§ Task objective
Gather from the listing below each line that includes the word "exchange", and copy it.
■ ■ ■
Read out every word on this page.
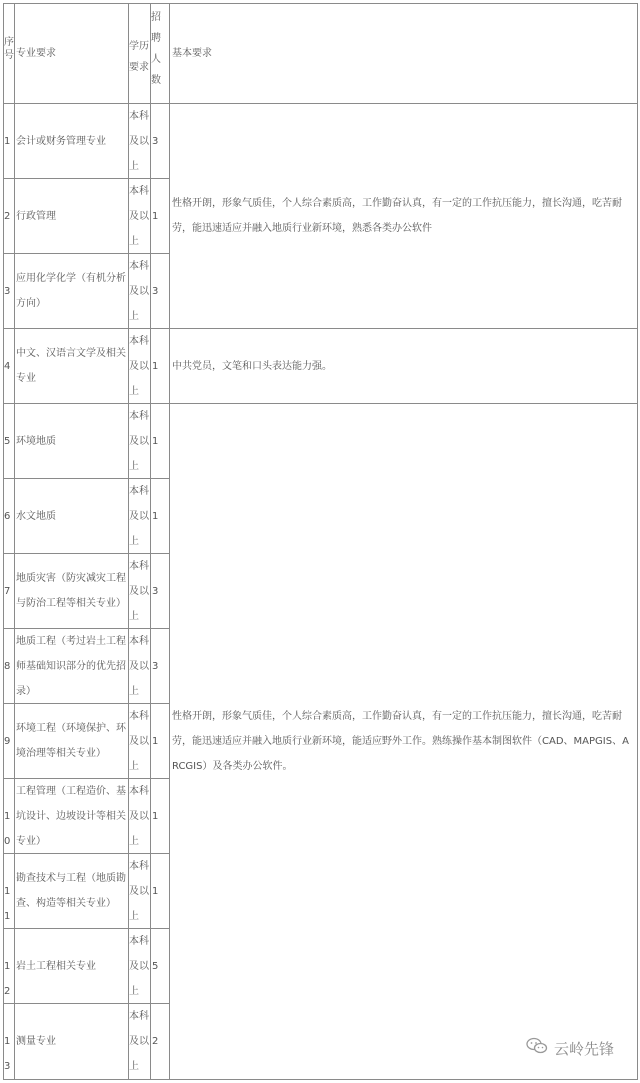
序号 专业要求
学历要求
招聘人数
基本要求
1 会计或财务管理专业
本科及以上
3
2 行政管理
本科及以上
1
3
应用化学化学（有机分析方向）
本科及以上
3
4
中文、汉语言文学及相关专业
本科及以上
1
5 环境地质
本科及以上
1
6 水文地质
本科及以上
1
7
地质灾害（防灾减灾工程与防治工程等相关专业）
本科及以上
3
8
地质工程（考过岩土工程师基础知识部分的优先招录）
本科及以上
3
9
环境工程（环境保护、环境治理等相关专业）
本科及以上
1
10
工程管理（工程造价、基坑设计、边坡设计等相关专业）
本科及以上
1
11
勘查技术与工程（地质勘查、构造等相关专业）
本科及以上
1
12
岩土工程相关专业
本科及以上
5
13
测量专业
本科及以上
2
性格开朗，形象气质佳，个人综合素质高，工作勤奋认真，有一定的工作抗压能力，擅长沟通，吃苦耐劳，能迅速适应并融入地质行业新环境，熟悉各类办公软件
中共党员，文笔和口头表达能力强。
性格开朗，形象气质佳，个人综合素质高，工作勤奋认真，有一定的工作抗压能力，擅长沟通，吃苦耐劳，能迅速适应并融入地质行业新环境，能适应野外工作。熟练操作基本制图软件（CAD、MAPGIS、ARCGIS）及各类办公软件。
云岭先锋
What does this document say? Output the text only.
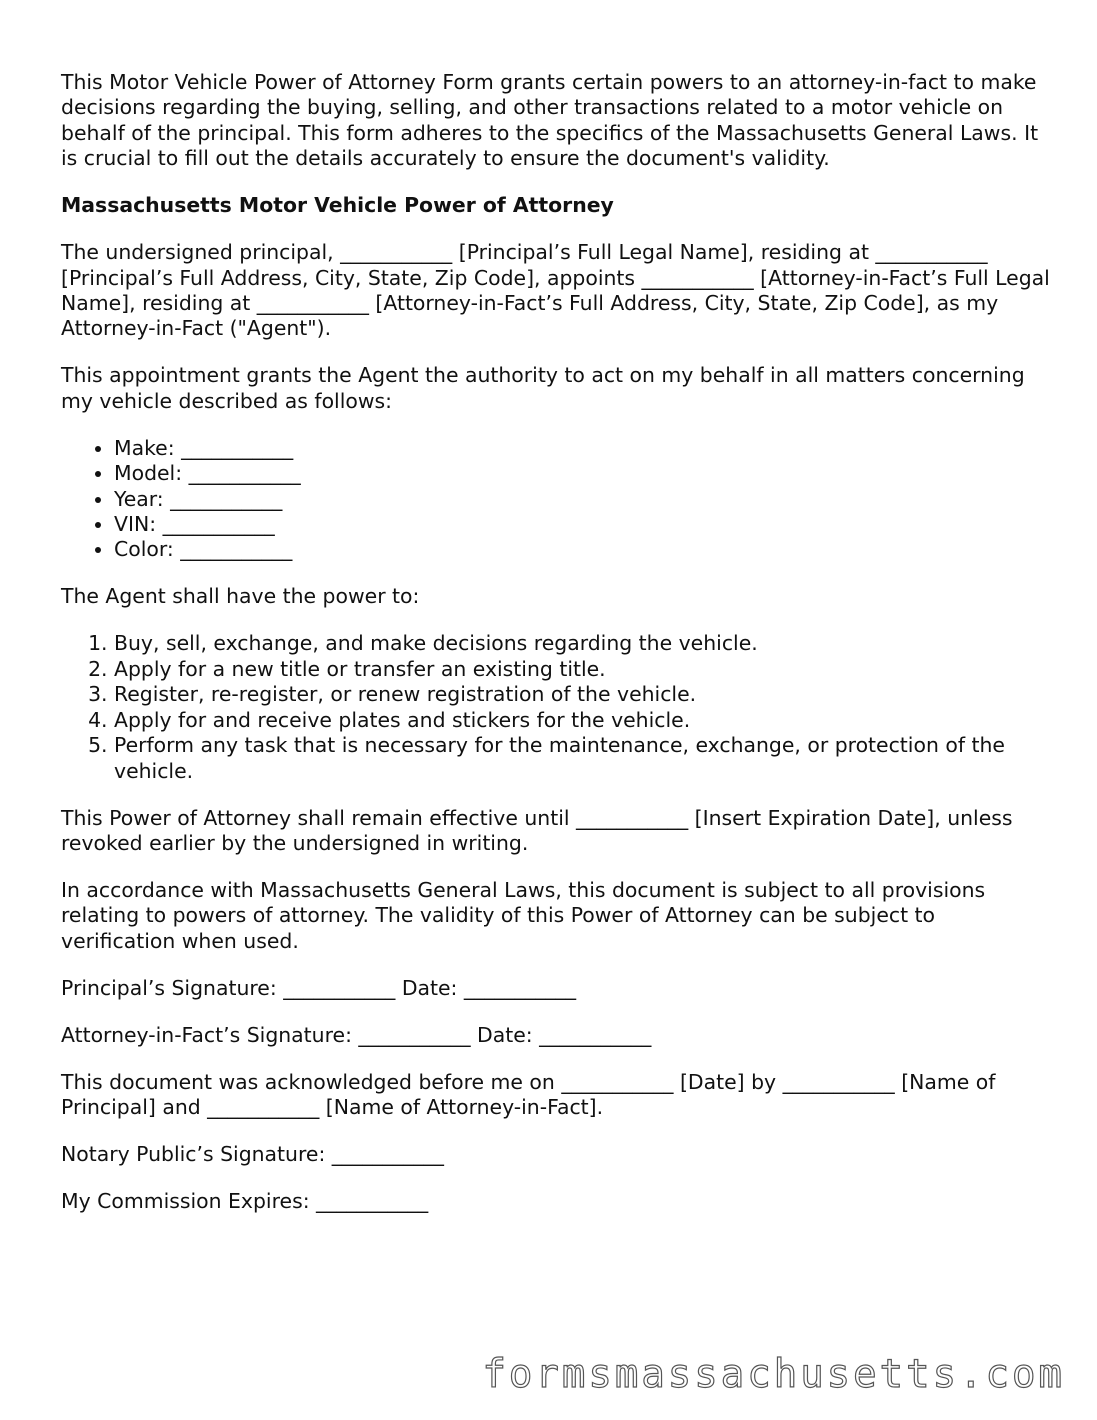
This Motor Vehicle Power of Attorney Form grants certain powers to an attorney-in-fact to make decisions regarding the buying, selling, and other transactions related to a motor vehicle on behalf of the principal. This form adheres to the specifics of the Massachusetts General Laws. It is crucial to fill out the details accurately to ensure the document's validity.

Massachusetts Motor Vehicle Power of Attorney

The undersigned principal, ___________ [Principal’s Full Legal Name], residing at ___________ [Principal’s Full Address, City, State, Zip Code], appoints ___________ [Attorney-in-Fact’s Full Legal Name], residing at ___________ [Attorney-in-Fact’s Full Address, City, State, Zip Code], as my Attorney-in-Fact ("Agent").

This appointment grants the Agent the authority to act on my behalf in all matters concerning my vehicle described as follows:

• Make: ___________
• Model: ___________
• Year: ___________
• VIN: ___________
• Color: ___________

The Agent shall have the power to:

1. Buy, sell, exchange, and make decisions regarding the vehicle.
2. Apply for a new title or transfer an existing title.
3. Register, re-register, or renew registration of the vehicle.
4. Apply for and receive plates and stickers for the vehicle.
5. Perform any task that is necessary for the maintenance, exchange, or protection of the vehicle.

This Power of Attorney shall remain effective until ___________ [Insert Expiration Date], unless revoked earlier by the undersigned in writing.

In accordance with Massachusetts General Laws, this document is subject to all provisions relating to powers of attorney. The validity of this Power of Attorney can be subject to verification when used.

Principal’s Signature: ___________ Date: ___________

Attorney-in-Fact’s Signature: ___________ Date: ___________

This document was acknowledged before me on ___________ [Date] by ___________ [Name of Principal] and ___________ [Name of Attorney-in-Fact].

Notary Public’s Signature: ___________

My Commission Expires: ___________

formsmassachusetts.com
■ ■ ■
§ Solution to the exercise
1. Buy, sell, exchange, and make decisions regarding the vehicle.
5. Perform any task that is necessary for the maintenance, exchange, or protection of the vehicle.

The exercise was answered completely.